Dataset records:
---

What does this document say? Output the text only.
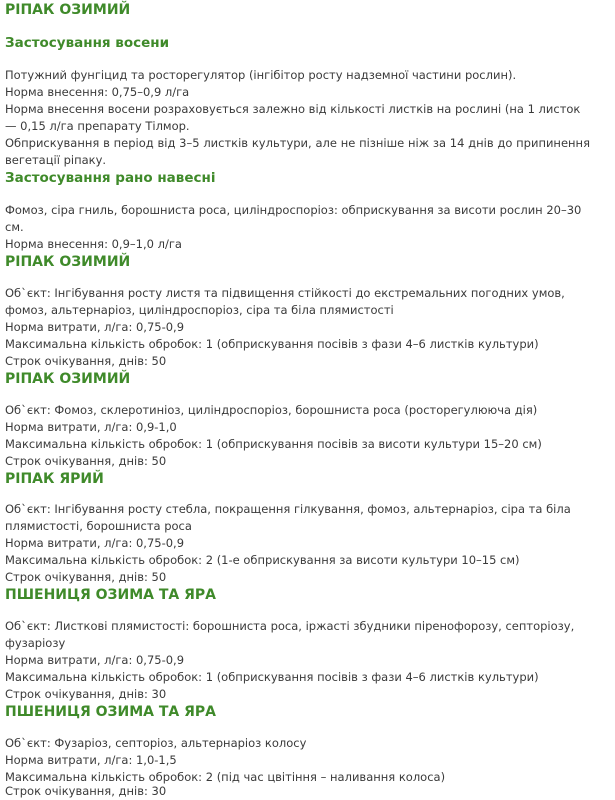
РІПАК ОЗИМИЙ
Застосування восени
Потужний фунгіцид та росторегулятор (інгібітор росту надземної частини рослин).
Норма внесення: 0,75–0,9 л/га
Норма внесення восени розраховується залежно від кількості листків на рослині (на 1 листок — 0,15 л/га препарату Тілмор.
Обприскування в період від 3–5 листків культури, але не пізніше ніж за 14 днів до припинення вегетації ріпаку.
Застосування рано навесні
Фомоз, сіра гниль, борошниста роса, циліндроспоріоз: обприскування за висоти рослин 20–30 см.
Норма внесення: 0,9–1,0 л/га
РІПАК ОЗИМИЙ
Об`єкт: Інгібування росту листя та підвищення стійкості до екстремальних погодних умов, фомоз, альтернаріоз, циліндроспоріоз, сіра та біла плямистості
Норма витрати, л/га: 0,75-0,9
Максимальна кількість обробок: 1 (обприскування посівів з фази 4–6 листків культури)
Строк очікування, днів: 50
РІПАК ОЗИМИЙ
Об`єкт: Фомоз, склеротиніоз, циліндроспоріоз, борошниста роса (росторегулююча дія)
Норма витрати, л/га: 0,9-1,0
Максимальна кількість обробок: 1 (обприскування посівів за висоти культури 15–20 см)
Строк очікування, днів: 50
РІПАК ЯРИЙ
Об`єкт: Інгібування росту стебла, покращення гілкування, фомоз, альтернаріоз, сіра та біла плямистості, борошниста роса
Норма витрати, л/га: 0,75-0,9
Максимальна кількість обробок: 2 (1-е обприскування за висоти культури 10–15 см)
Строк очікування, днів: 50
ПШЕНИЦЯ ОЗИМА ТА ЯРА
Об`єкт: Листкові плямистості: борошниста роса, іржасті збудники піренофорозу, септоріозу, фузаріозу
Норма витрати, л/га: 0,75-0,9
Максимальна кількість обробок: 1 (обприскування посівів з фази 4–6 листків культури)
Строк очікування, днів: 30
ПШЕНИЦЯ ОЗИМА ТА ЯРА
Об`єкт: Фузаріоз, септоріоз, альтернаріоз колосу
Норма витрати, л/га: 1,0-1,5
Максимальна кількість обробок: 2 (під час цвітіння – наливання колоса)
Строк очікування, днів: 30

---

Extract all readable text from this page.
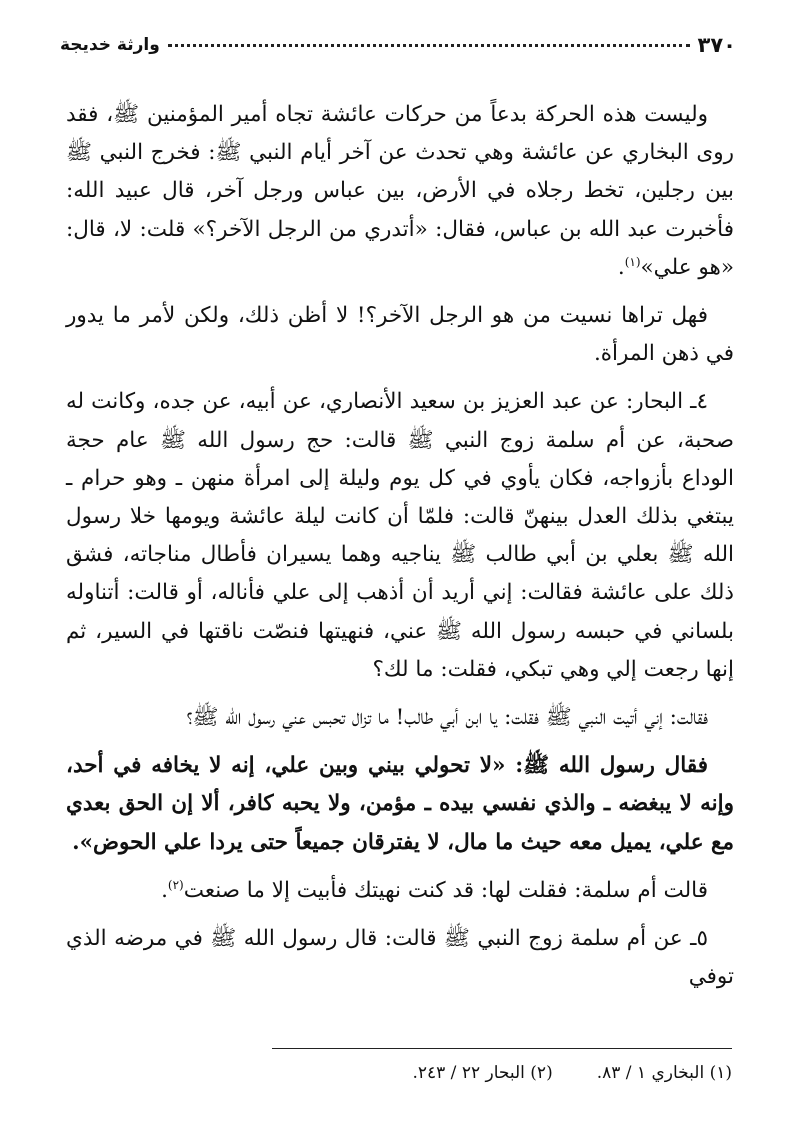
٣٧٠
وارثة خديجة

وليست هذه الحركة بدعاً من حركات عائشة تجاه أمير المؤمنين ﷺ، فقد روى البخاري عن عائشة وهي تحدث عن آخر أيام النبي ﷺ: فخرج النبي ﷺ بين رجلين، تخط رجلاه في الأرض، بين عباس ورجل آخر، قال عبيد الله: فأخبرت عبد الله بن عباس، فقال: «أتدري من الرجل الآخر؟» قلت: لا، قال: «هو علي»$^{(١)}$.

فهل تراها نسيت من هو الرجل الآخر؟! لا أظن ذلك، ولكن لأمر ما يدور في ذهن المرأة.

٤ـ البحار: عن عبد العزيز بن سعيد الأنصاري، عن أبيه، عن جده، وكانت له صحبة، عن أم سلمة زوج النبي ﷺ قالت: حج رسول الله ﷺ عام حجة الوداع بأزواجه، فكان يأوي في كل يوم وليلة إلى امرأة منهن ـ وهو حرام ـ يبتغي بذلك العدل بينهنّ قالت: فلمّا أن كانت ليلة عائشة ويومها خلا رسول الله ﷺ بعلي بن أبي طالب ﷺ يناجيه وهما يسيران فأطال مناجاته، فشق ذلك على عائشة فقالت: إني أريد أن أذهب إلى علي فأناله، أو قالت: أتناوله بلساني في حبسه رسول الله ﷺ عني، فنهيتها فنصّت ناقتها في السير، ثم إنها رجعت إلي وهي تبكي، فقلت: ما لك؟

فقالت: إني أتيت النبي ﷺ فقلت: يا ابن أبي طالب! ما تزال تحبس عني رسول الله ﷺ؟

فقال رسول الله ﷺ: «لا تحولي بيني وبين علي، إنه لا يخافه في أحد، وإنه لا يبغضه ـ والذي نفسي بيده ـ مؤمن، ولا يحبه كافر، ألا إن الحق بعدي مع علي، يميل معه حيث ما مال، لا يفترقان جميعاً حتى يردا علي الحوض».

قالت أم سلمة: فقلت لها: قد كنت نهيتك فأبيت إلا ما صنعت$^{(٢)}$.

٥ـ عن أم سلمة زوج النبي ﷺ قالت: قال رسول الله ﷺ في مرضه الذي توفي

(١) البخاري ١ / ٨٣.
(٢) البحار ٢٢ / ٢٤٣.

---

§ **TASK DESCRIPTION**:
Write out every line of the data that holds the word "الرجل".

§ **COMPLETE RESPONSE**:
وليست هذه الحركة بدعاً من حركات عائشة تجاه أمير المؤمنين ﷺ، فقد روى البخاري عن عائشة وهي تحدث عن آخر أيام النبي ﷺ: فخرج النبي ﷺ بين رجلين، تخط رجلاه في الأرض، بين عباس ورجل آخر، قال عبيد الله: فأخبرت عبد الله بن عباس، فقال: «أتدري من الرجل الآخر؟» قلت: لا، قال: «هو علي»$^{(١)}$.
فهل تراها نسيت من هو الرجل الآخر؟! لا أظن ذلك، ولكن لأمر ما يدور في ذهن المرأة.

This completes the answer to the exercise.